TASK DIRECTIONS => Return the listing below verbatim. Pictures do not belong in the copy.

Saved entries:
▬▬▬▬▬▬▬▬▬▬

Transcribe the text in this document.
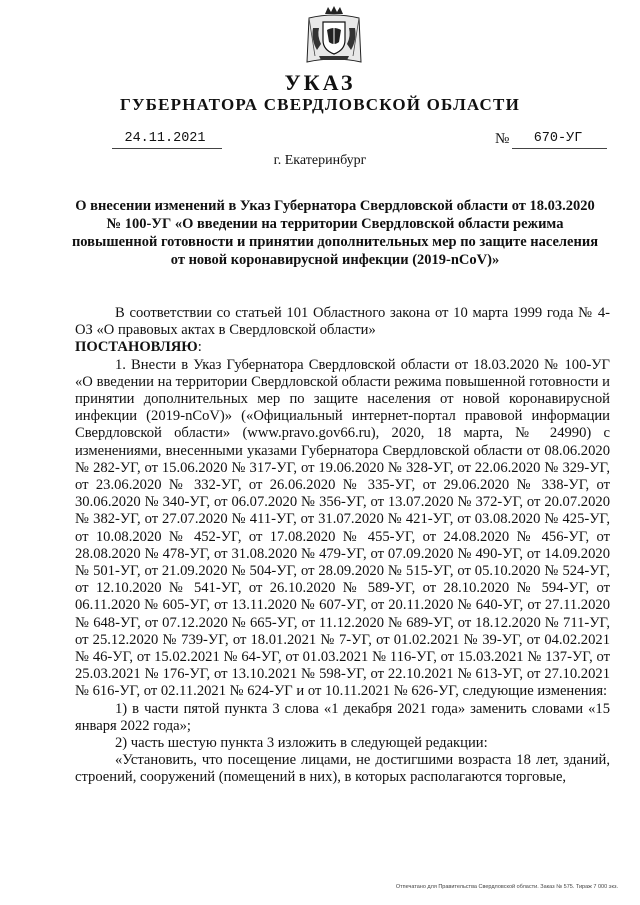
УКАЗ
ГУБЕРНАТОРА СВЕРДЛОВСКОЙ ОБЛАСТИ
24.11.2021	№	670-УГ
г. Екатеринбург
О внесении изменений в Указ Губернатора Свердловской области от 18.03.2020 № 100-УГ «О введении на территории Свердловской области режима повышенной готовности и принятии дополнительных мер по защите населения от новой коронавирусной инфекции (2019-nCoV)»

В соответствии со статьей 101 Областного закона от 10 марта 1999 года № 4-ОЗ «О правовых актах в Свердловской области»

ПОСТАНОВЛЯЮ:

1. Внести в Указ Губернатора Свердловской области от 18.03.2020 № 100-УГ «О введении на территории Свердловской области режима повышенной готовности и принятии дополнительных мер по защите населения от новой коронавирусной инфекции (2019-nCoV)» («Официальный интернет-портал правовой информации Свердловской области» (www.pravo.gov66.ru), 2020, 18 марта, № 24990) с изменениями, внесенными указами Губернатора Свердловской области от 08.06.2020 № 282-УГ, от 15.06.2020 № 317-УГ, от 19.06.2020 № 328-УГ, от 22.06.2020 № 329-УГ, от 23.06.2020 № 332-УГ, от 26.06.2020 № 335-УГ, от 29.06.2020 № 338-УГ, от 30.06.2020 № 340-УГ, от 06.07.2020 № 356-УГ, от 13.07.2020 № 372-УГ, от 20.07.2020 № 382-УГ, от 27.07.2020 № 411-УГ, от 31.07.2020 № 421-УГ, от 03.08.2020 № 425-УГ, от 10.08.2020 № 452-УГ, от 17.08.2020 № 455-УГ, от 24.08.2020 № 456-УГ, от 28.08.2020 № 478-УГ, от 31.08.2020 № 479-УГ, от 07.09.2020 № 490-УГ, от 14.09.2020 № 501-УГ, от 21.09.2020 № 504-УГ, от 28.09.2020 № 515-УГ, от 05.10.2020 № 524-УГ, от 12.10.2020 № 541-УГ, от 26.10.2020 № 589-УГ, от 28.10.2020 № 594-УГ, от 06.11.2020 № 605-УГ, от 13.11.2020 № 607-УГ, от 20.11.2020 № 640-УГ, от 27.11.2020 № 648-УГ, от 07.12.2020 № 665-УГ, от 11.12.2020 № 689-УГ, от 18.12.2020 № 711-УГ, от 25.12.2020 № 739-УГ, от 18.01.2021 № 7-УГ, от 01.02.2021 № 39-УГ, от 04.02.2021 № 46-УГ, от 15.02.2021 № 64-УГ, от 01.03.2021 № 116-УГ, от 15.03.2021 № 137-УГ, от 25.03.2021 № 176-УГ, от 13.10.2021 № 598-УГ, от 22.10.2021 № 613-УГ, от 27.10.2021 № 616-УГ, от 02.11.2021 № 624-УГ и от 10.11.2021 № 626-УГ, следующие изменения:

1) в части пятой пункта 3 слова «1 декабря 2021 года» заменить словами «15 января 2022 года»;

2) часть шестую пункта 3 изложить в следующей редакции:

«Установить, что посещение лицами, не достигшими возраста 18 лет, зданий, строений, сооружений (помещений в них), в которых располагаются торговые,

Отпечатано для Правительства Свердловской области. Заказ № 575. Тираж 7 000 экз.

▬▬▬▬▬▬▬▬▬▬

EXERCISE SOLUTION =>
Transcribe the text in this document.
УКАЗ
ГУБЕРНАТОРА СВЕРДЛОВСКОЙ ОБЛАСТИ
24.11.2021	№	670-УГ
г. Екатеринбург
О внесении изменений в Указ Губернатора Свердловской области от 18.03.2020 № 100-УГ «О введении на территории Свердловской области режима повышенной готовности и принятии дополнительных мер по защите населения от новой коронавирусной инфекции (2019-nCoV)»

В соответствии со статьей 101 Областного закона от 10 марта 1999 года № 4-ОЗ «О правовых актах в Свердловской области»

ПОСТАНОВЛЯЮ:

1. Внести в Указ Губернатора Свердловской области от 18.03.2020 № 100-УГ «О введении на территории Свердловской области режима повышенной готовности и принятии дополнительных мер по защите населения от новой коронавирусной инфекции (2019-nCoV)» («Официальный интернет-портал правовой информации Свердловской области» (www.pravo.gov66.ru), 2020, 18 марта, № 24990) с изменениями, внесенными указами Губернатора Свердловской области от 08.06.2020 № 282-УГ, от 15.06.2020 № 317-УГ, от 19.06.2020 № 328-УГ, от 22.06.2020 № 329-УГ, от 23.06.2020 № 332-УГ, от 26.06.2020 № 335-УГ, от 29.06.2020 № 338-УГ, от 30.06.2020 № 340-УГ, от 06.07.2020 № 356-УГ, от 13.07.2020 № 372-УГ, от 20.07.2020 № 382-УГ, от 27.07.2020 № 411-УГ, от 31.07.2020 № 421-УГ, от 03.08.2020 № 425-УГ, от 10.08.2020 № 452-УГ, от 17.08.2020 № 455-УГ, от 24.08.2020 № 456-УГ, от 28.08.2020 № 478-УГ, от 31.08.2020 № 479-УГ, от 07.09.2020 № 490-УГ, от 14.09.2020 № 501-УГ, от 21.09.2020 № 504-УГ, от 28.09.2020 № 515-УГ, от 05.10.2020 № 524-УГ, от 12.10.2020 № 541-УГ, от 26.10.2020 № 589-УГ, от 28.10.2020 № 594-УГ, от 06.11.2020 № 605-УГ, от 13.11.2020 № 607-УГ, от 20.11.2020 № 640-УГ, от 27.11.2020 № 648-УГ, от 07.12.2020 № 665-УГ, от 11.12.2020 № 689-УГ, от 18.12.2020 № 711-УГ, от 25.12.2020 № 739-УГ, от 18.01.2021 № 7-УГ, от 01.02.2021 № 39-УГ, от 04.02.2021 № 46-УГ, от 15.02.2021 № 64-УГ, от 01.03.2021 № 116-УГ, от 15.03.2021 № 137-УГ, от 25.03.2021 № 176-УГ, от 13.10.2021 № 598-УГ, от 22.10.2021 № 613-УГ, от 27.10.2021 № 616-УГ, от 02.11.2021 № 624-УГ и от 10.11.2021 № 626-УГ, следующие изменения:

1) в части пятой пункта 3 слова «1 декабря 2021 года» заменить словами «15 января 2022 года»;

2) часть шестую пункта 3 изложить в следующей редакции:

«Установить, что посещение лицами, не достигшими возраста 18 лет, зданий, строений, сооружений (помещений в них), в которых располагаются торговые,

Отпечатано для Правительства Свердловской области. Заказ № 575. Тираж 7 000 экз.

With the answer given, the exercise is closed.